— start DATASET RECORDS —

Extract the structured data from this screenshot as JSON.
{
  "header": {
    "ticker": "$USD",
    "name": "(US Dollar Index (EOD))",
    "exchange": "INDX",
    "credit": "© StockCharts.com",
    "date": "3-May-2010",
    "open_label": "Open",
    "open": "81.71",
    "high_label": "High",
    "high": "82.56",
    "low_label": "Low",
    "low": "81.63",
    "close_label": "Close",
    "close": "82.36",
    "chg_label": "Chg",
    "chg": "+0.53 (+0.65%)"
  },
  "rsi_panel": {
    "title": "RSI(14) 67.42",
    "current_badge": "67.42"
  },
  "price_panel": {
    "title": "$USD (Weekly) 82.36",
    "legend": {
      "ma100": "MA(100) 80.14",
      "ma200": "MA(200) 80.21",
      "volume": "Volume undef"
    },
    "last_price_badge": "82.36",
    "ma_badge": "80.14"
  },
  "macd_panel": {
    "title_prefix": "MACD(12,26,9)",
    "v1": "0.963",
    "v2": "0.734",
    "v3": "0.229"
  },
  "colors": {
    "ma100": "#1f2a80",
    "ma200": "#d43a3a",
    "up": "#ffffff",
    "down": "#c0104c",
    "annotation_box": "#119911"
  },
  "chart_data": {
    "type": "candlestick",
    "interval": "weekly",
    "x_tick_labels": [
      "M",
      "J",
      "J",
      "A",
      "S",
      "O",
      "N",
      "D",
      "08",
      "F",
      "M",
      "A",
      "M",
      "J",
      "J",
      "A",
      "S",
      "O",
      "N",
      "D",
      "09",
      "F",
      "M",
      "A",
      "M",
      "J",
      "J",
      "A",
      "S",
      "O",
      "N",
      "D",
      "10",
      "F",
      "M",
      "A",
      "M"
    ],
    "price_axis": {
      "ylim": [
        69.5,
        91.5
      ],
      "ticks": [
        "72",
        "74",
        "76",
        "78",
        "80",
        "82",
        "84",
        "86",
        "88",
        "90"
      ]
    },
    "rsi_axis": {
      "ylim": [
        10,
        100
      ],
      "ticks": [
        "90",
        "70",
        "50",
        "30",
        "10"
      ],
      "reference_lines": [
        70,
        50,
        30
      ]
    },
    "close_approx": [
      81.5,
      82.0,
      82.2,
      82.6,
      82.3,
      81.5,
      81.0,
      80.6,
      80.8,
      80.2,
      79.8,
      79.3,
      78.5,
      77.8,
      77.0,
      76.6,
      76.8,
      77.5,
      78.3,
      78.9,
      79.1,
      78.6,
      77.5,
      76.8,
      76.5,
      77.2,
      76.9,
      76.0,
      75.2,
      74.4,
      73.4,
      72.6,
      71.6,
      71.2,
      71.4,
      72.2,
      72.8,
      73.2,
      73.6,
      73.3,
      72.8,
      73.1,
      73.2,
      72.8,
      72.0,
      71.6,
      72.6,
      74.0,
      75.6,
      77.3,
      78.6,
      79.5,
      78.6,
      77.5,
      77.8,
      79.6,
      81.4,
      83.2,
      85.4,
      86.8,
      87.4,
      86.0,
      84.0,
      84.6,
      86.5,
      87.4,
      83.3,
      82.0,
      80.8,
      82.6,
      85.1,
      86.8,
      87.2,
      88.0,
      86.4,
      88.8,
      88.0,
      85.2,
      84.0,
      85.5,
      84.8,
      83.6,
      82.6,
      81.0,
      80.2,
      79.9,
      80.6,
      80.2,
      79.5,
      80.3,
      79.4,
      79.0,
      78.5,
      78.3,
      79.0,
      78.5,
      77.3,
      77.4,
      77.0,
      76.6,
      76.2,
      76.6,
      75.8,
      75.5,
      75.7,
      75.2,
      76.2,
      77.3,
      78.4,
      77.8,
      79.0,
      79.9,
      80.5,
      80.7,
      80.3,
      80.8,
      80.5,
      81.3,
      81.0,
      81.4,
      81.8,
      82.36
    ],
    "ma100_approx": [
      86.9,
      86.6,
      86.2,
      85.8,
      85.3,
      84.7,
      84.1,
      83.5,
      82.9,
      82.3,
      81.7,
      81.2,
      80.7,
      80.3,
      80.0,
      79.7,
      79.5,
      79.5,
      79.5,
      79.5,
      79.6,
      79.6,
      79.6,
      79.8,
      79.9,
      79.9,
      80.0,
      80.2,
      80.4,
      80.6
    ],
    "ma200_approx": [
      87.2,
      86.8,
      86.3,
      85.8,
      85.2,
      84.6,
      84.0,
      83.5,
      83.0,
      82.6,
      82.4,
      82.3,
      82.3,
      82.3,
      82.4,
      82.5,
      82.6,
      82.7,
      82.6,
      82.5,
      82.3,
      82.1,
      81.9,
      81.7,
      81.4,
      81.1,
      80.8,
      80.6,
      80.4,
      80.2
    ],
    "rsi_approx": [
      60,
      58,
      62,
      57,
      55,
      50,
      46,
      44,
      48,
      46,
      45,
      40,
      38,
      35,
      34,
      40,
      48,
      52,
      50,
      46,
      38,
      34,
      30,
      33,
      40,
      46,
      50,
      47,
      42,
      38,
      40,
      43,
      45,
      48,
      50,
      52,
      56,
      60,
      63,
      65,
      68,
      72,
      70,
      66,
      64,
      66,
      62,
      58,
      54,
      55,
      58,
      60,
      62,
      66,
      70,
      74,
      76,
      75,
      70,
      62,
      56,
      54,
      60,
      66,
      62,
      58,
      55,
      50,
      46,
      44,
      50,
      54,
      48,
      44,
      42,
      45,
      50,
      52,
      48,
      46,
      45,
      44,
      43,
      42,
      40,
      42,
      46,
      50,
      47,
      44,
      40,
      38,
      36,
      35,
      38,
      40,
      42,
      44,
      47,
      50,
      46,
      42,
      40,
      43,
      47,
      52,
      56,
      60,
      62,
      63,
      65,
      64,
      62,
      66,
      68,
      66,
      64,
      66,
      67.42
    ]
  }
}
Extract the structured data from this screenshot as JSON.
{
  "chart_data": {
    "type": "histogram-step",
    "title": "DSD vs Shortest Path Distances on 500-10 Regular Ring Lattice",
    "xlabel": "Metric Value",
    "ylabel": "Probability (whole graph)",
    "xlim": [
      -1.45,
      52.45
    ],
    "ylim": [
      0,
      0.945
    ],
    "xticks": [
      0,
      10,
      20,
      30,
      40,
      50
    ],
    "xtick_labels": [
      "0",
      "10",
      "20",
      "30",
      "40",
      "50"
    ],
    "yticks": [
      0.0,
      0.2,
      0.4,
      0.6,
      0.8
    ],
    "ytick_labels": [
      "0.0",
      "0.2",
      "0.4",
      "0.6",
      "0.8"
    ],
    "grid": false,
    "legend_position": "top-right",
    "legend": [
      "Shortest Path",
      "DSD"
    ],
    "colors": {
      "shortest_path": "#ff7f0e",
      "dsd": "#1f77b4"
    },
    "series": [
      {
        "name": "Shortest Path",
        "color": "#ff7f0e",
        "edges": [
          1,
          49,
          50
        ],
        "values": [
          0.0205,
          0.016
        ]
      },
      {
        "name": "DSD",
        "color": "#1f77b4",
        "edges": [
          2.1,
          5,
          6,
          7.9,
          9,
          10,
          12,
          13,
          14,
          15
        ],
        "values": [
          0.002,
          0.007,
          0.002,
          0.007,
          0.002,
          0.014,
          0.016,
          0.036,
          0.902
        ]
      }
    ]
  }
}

— end DATASET RECORDS —

WORK TO COMPLETE –
Copy all the records above precisely.

FINAL RESULT –
Extract the structured data from this screenshot as JSON.
{
  "header": {
    "ticker": "$USD",
    "name": "(US Dollar Index (EOD))",
    "exchange": "INDX",
    "credit": "© StockCharts.com",
    "date": "3-May-2010",
    "open_label": "Open",
    "open": "81.71",
    "high_label": "High",
    "high": "82.56",
    "low_label": "Low",
    "low": "81.63",
    "close_label": "Close",
    "close": "82.36",
    "chg_label": "Chg",
    "chg": "+0.53 (+0.65%)"
  },
  "rsi_panel": {
    "title": "RSI(14) 67.42",
    "current_badge": "67.42"
  },
  "price_panel": {
    "title": "$USD (Weekly) 82.36",
    "legend": {
      "ma100": "MA(100) 80.14",
      "ma200": "MA(200) 80.21",
      "volume": "Volume undef"
    },
    "last_price_badge": "82.36",
    "ma_badge": "80.14"
  },
  "macd_panel": {
    "title_prefix": "MACD(12,26,9)",
    "v1": "0.963",
    "v2": "0.734",
    "v3": "0.229"
  },
  "colors": {
    "ma100": "#1f2a80",
    "ma200": "#d43a3a",
    "up": "#ffffff",
    "down": "#c0104c",
    "annotation_box": "#119911"
  },
  "chart_data": {
    "type": "candlestick",
    "interval": "weekly",
    "x_tick_labels": [
      "M",
      "J",
      "J",
      "A",
      "S",
      "O",
      "N",
      "D",
      "08",
      "F",
      "M",
      "A",
      "M",
      "J",
      "J",
      "A",
      "S",
      "O",
      "N",
      "D",
      "09",
      "F",
      "M",
      "A",
      "M",
      "J",
      "J",
      "A",
      "S",
      "O",
      "N",
      "D",
      "10",
      "F",
      "M",
      "A",
      "M"
    ],
    "price_axis": {
      "ylim": [
        69.5,
        91.5
      ],
      "ticks": [
        "72",
        "74",
        "76",
        "78",
        "80",
        "82",
        "84",
        "86",
        "88",
        "90"
      ]
    },
    "rsi_axis": {
      "ylim": [
        10,
        100
      ],
      "ticks": [
        "90",
        "70",
        "50",
        "30",
        "10"
      ],
      "reference_lines": [
        70,
        50,
        30
      ]
    },
    "close_approx": [
      81.5,
      82.0,
      82.2,
      82.6,
      82.3,
      81.5,
      81.0,
      80.6,
      80.8,
      80.2,
      79.8,
      79.3,
      78.5,
      77.8,
      77.0,
      76.6,
      76.8,
      77.5,
      78.3,
      78.9,
      79.1,
      78.6,
      77.5,
      76.8,
      76.5,
      77.2,
      76.9,
      76.0,
      75.2,
      74.4,
      73.4,
      72.6,
      71.6,
      71.2,
      71.4,
      72.2,
      72.8,
      73.2,
      73.6,
      73.3,
      72.8,
      73.1,
      73.2,
      72.8,
      72.0,
      71.6,
      72.6,
      74.0,
      75.6,
      77.3,
      78.6,
      79.5,
      78.6,
      77.5,
      77.8,
      79.6,
      81.4,
      83.2,
      85.4,
      86.8,
      87.4,
      86.0,
      84.0,
      84.6,
      86.5,
      87.4,
      83.3,
      82.0,
      80.8,
      82.6,
      85.1,
      86.8,
      87.2,
      88.0,
      86.4,
      88.8,
      88.0,
      85.2,
      84.0,
      85.5,
      84.8,
      83.6,
      82.6,
      81.0,
      80.2,
      79.9,
      80.6,
      80.2,
      79.5,
      80.3,
      79.4,
      79.0,
      78.5,
      78.3,
      79.0,
      78.5,
      77.3,
      77.4,
      77.0,
      76.6,
      76.2,
      76.6,
      75.8,
      75.5,
      75.7,
      75.2,
      76.2,
      77.3,
      78.4,
      77.8,
      79.0,
      79.9,
      80.5,
      80.7,
      80.3,
      80.8,
      80.5,
      81.3,
      81.0,
      81.4,
      81.8,
      82.36
    ],
    "ma100_approx": [
      86.9,
      86.6,
      86.2,
      85.8,
      85.3,
      84.7,
      84.1,
      83.5,
      82.9,
      82.3,
      81.7,
      81.2,
      80.7,
      80.3,
      80.0,
      79.7,
      79.5,
      79.5,
      79.5,
      79.5,
      79.6,
      79.6,
      79.6,
      79.8,
      79.9,
      79.9,
      80.0,
      80.2,
      80.4,
      80.6
    ],
    "ma200_approx": [
      87.2,
      86.8,
      86.3,
      85.8,
      85.2,
      84.6,
      84.0,
      83.5,
      83.0,
      82.6,
      82.4,
      82.3,
      82.3,
      82.3,
      82.4,
      82.5,
      82.6,
      82.7,
      82.6,
      82.5,
      82.3,
      82.1,
      81.9,
      81.7,
      81.4,
      81.1,
      80.8,
      80.6,
      80.4,
      80.2
    ],
    "rsi_approx": [
      60,
      58,
      62,
      57,
      55,
      50,
      46,
      44,
      48,
      46,
      45,
      40,
      38,
      35,
      34,
      40,
      48,
      52,
      50,
      46,
      38,
      34,
      30,
      33,
      40,
      46,
      50,
      47,
      42,
      38,
      40,
      43,
      45,
      48,
      50,
      52,
      56,
      60,
      63,
      65,
      68,
      72,
      70,
      66,
      64,
      66,
      62,
      58,
      54,
      55,
      58,
      60,
      62,
      66,
      70,
      74,
      76,
      75,
      70,
      62,
      56,
      54,
      60,
      66,
      62,
      58,
      55,
      50,
      46,
      44,
      50,
      54,
      48,
      44,
      42,
      45,
      50,
      52,
      48,
      46,
      45,
      44,
      43,
      42,
      40,
      42,
      46,
      50,
      47,
      44,
      40,
      38,
      36,
      35,
      38,
      40,
      42,
      44,
      47,
      50,
      46,
      42,
      40,
      43,
      47,
      52,
      56,
      60,
      62,
      63,
      65,
      64,
      62,
      66,
      68,
      66,
      64,
      66,
      67.42
    ]
  }
}
Extract the structured data from this screenshot as JSON.
{
  "chart_data": {
    "type": "histogram-step",
    "title": "DSD vs Shortest Path Distances on 500-10 Regular Ring Lattice",
    "xlabel": "Metric Value",
    "ylabel": "Probability (whole graph)",
    "xlim": [
      -1.45,
      52.45
    ],
    "ylim": [
      0,
      0.945
    ],
    "xticks": [
      0,
      10,
      20,
      30,
      40,
      50
    ],
    "xtick_labels": [
      "0",
      "10",
      "20",
      "30",
      "40",
      "50"
    ],
    "yticks": [
      0.0,
      0.2,
      0.4,
      0.6,
      0.8
    ],
    "ytick_labels": [
      "0.0",
      "0.2",
      "0.4",
      "0.6",
      "0.8"
    ],
    "grid": false,
    "legend_position": "top-right",
    "legend": [
      "Shortest Path",
      "DSD"
    ],
    "colors": {
      "shortest_path": "#ff7f0e",
      "dsd": "#1f77b4"
    },
    "series": [
      {
        "name": "Shortest Path",
        "color": "#ff7f0e",
        "edges": [
          1,
          49,
          50
        ],
        "values": [
          0.0205,
          0.016
        ]
      },
      {
        "name": "DSD",
        "color": "#1f77b4",
        "edges": [
          2.1,
          5,
          6,
          7.9,
          9,
          10,
          12,
          13,
          14,
          15
        ],
        "values": [
          0.002,
          0.007,
          0.002,
          0.007,
          0.002,
          0.014,
          0.016,
          0.036,
          0.902
        ]
      }
    ]
  }
}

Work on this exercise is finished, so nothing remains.